### Stated exercise
State how many lines in the records hold the word "Визуальный", giving the number and no other text.

___ Rows

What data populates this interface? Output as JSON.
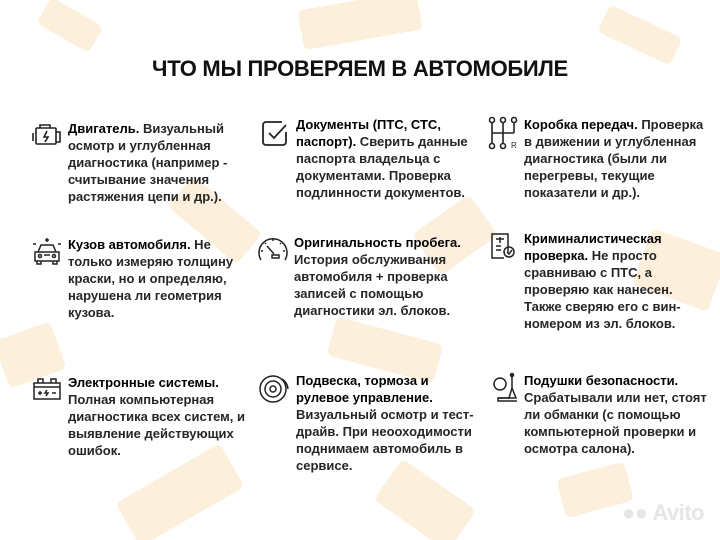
{
  "title": "ЧТО МЫ ПРОВЕРЯЕМ В АВТОМОБИЛЕ",
  "items": [
    {
      "icon": "engine-icon",
      "heading": "Двигатель.",
      "body": " Визуальный осмотр и углубленная диагностика (например - считывание значения растяжения цепи и др.)."
    },
    {
      "icon": "checkbox-icon",
      "heading": "Документы (ПТС, СТС, паспорт).",
      "body": " Сверить данные паспорта владельца с документами. Проверка подлинности документов."
    },
    {
      "icon": "gearbox-icon",
      "heading": "Коробка передач.",
      "body": " Проверка в движении и углубленная диагностика (были ли перегревы, текущие показатели и др.)."
    },
    {
      "icon": "car-body-icon",
      "heading": "Кузов автомобиля.",
      "body": " Не только измеряю толщину краски, но и определяю, нарушена ли геометрия кузова."
    },
    {
      "icon": "speedometer-icon",
      "heading": "Оригинальность пробега.",
      "body": " История обслуживания автомобиля + проверка записей с помощью диагностики эл. блоков."
    },
    {
      "icon": "forensic-document-icon",
      "heading": "Криминалистическая проверка.",
      "body": " Не просто сравниваю с ПТС, а проверяю как нанесен. Также сверяю его с вин-номером из эл. блоков."
    },
    {
      "icon": "battery-icon",
      "heading": "Электронные системы.",
      "body": " Полная компьютерная диагностика всех систем, и выявление действующих ошибок."
    },
    {
      "icon": "brake-disc-icon",
      "heading": "Подвеска, тормоза и рулевое управление.",
      "body": " Визуальный осмотр и тест-драйв. При неооходимости поднимаем автомобиль в сервисе."
    },
    {
      "icon": "airbag-seat-icon",
      "heading": "Подушки безопасности.",
      "body": " Срабатывали или нет, стоят ли обманки (с помощью компьютерной проверки и осмотра салона)."
    }
  ],
  "logo": "Avito",
  "colors": {
    "background_pattern": "#fcefdc",
    "text": "#1a1a1a"
  }
}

______

### Answer to the exercise
2